▶ [Material to process]
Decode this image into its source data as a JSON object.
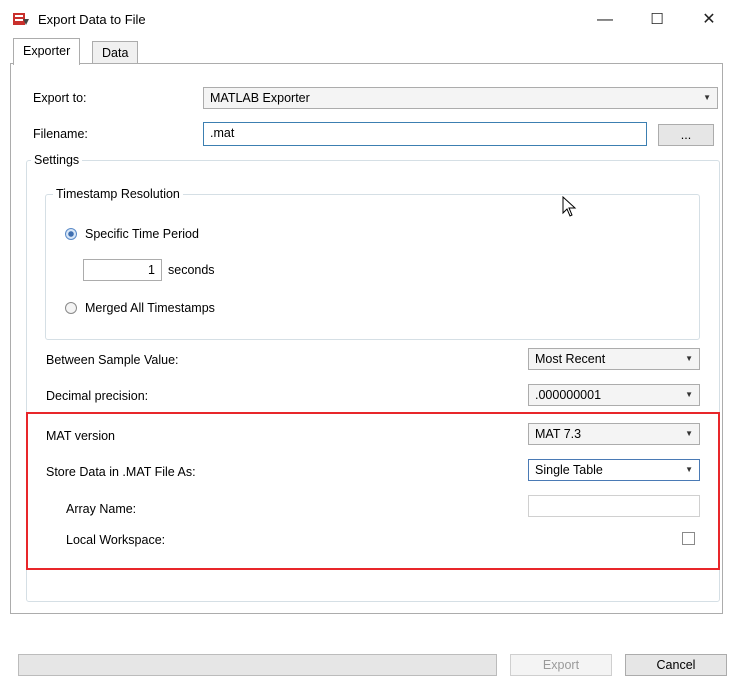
{
  "window": {
    "title": "Export Data to File",
    "icon": "export-matlab-icon",
    "controls": {
      "minimize": "—",
      "maximize": "☐",
      "close": "✕"
    }
  },
  "tabs": [
    {
      "label": "Exporter",
      "active": true
    },
    {
      "label": "Data",
      "active": false
    }
  ],
  "exporter": {
    "export_to_label": "Export to:",
    "export_to_value": "MATLAB Exporter",
    "filename_label": "Filename:",
    "filename_value": ".mat",
    "browse_label": "..."
  },
  "settings": {
    "legend": "Settings",
    "timestamp": {
      "legend": "Timestamp Resolution",
      "specific_label": "Specific Time Period",
      "specific_checked": true,
      "period_value": "1",
      "period_unit": "seconds",
      "merged_label": "Merged All Timestamps",
      "merged_checked": false
    },
    "between_sample_label": "Between Sample Value:",
    "between_sample_value": "Most Recent",
    "decimal_label": "Decimal precision:",
    "decimal_value": ".000000001",
    "mat_version_label": "MAT version",
    "mat_version_value": "MAT 7.3",
    "store_as_label": "Store Data in .MAT File As:",
    "store_as_value": "Single Table",
    "array_name_label": "Array Name:",
    "array_name_value": "",
    "local_ws_label": "Local Workspace:",
    "local_ws_checked": false
  },
  "footer": {
    "export_label": "Export",
    "cancel_label": "Cancel"
  },
  "colors": {
    "highlight": "#e8262a",
    "accent": "#3c7fb1"
  }
}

▶ [Instruction] Repeat each record exactly, with the pictures left out.

▶ [Output of the exercise]
Decode this image into its source data as a JSON object.
{
  "window": {
    "title": "Export Data to File",
    "icon": "export-matlab-icon",
    "controls": {
      "minimize": "—",
      "maximize": "☐",
      "close": "✕"
    }
  },
  "tabs": [
    {
      "label": "Exporter",
      "active": true
    },
    {
      "label": "Data",
      "active": false
    }
  ],
  "exporter": {
    "export_to_label": "Export to:",
    "export_to_value": "MATLAB Exporter",
    "filename_label": "Filename:",
    "filename_value": ".mat",
    "browse_label": "..."
  },
  "settings": {
    "legend": "Settings",
    "timestamp": {
      "legend": "Timestamp Resolution",
      "specific_label": "Specific Time Period",
      "specific_checked": true,
      "period_value": "1",
      "period_unit": "seconds",
      "merged_label": "Merged All Timestamps",
      "merged_checked": false
    },
    "between_sample_label": "Between Sample Value:",
    "between_sample_value": "Most Recent",
    "decimal_label": "Decimal precision:",
    "decimal_value": ".000000001",
    "mat_version_label": "MAT version",
    "mat_version_value": "MAT 7.3",
    "store_as_label": "Store Data in .MAT File As:",
    "store_as_value": "Single Table",
    "array_name_label": "Array Name:",
    "array_name_value": "",
    "local_ws_label": "Local Workspace:",
    "local_ws_checked": false
  },
  "footer": {
    "export_label": "Export",
    "cancel_label": "Cancel"
  },
  "colors": {
    "highlight": "#e8262a",
    "accent": "#3c7fb1"
  }
}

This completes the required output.